(GIVEN DATA):
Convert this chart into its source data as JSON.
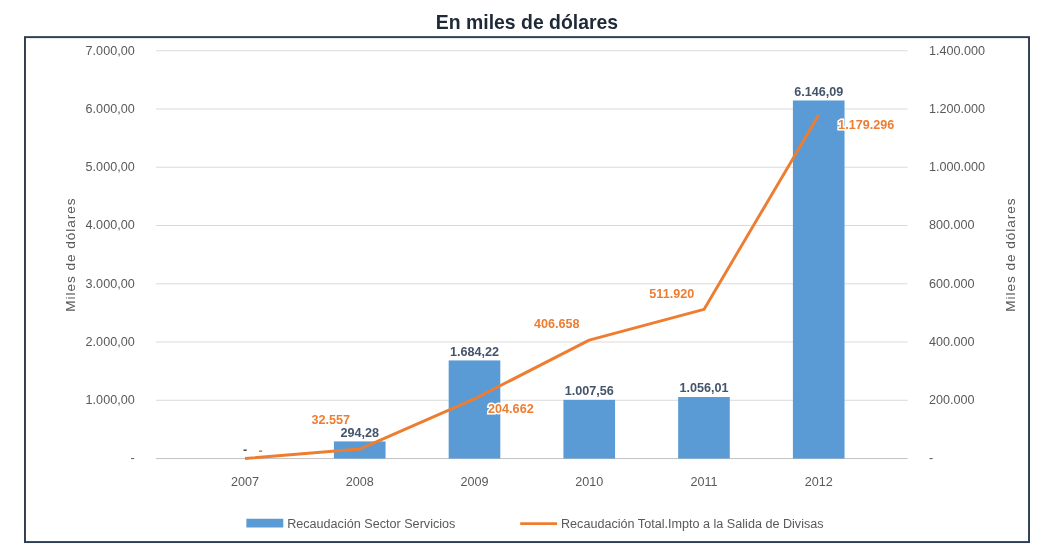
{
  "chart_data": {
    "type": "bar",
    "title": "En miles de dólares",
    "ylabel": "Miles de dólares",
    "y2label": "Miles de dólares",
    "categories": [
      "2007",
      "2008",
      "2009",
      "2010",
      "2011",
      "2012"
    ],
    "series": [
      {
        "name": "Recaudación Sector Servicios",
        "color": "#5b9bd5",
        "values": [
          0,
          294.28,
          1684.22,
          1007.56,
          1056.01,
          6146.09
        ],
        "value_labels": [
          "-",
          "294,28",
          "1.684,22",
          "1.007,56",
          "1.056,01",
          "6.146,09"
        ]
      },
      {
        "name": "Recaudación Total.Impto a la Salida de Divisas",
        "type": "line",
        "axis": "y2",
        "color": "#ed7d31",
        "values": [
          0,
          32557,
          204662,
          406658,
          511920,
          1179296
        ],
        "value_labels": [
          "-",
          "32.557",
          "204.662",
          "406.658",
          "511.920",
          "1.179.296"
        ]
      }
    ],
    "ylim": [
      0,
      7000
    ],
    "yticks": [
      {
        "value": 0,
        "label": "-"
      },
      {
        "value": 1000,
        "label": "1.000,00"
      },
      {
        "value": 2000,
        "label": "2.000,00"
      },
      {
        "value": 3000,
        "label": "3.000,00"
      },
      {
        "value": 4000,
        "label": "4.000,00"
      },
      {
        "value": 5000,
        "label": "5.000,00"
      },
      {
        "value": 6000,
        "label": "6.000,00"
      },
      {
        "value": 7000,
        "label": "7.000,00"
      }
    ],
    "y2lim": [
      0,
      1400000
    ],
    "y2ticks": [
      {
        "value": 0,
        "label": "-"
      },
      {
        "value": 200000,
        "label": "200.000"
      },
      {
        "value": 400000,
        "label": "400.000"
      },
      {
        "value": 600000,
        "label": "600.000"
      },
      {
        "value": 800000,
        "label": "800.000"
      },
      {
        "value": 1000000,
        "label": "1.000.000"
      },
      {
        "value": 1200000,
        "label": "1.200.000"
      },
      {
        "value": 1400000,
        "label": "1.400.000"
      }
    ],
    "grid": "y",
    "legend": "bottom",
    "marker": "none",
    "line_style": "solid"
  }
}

--

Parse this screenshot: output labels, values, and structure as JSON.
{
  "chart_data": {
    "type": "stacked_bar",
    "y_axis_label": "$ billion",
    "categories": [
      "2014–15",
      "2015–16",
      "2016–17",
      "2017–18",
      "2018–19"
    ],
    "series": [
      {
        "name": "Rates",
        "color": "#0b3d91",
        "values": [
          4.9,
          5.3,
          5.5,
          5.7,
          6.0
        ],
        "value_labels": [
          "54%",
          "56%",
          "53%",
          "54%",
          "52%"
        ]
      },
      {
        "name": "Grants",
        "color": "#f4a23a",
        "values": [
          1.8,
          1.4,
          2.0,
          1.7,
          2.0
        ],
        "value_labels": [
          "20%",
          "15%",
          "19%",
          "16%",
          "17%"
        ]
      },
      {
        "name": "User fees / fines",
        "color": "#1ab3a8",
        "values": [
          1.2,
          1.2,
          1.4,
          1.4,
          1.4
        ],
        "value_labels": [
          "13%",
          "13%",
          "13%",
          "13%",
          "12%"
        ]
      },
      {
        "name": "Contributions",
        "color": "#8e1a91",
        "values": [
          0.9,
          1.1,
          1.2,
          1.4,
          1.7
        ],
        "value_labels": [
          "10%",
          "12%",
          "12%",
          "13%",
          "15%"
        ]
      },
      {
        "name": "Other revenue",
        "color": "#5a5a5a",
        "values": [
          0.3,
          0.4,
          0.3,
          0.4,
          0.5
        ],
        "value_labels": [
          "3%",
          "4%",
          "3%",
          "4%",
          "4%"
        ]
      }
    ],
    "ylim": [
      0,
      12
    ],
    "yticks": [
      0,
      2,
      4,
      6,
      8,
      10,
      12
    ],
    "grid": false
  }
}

...

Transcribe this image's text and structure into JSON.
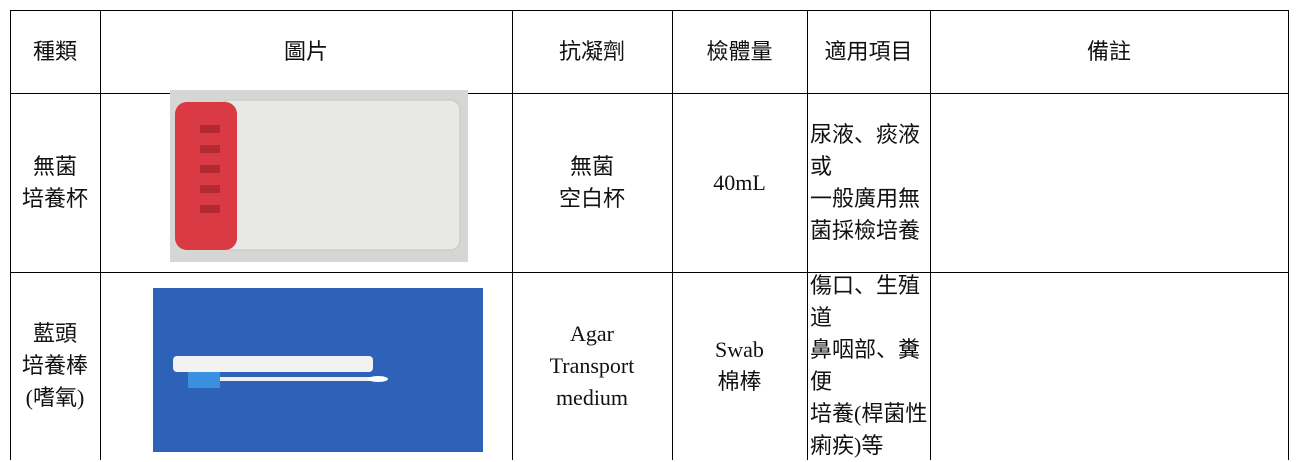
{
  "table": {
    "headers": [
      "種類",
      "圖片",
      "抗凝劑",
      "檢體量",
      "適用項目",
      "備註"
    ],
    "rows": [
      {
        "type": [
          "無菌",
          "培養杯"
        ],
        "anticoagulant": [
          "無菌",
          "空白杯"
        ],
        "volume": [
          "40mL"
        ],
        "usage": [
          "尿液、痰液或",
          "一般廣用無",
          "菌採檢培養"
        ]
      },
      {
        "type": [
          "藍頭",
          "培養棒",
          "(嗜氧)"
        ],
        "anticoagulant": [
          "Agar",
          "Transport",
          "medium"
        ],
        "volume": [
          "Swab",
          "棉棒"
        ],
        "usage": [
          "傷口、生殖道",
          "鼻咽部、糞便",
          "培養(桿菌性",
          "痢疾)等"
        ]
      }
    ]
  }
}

(TASK DETAILS): Gather each line from the entries above that includes the word "type".

(WORKED SOLUTION):
    "type": "bar",
        "type": "line",
    "type": "stacked_bar",
        "type": [
        "type": [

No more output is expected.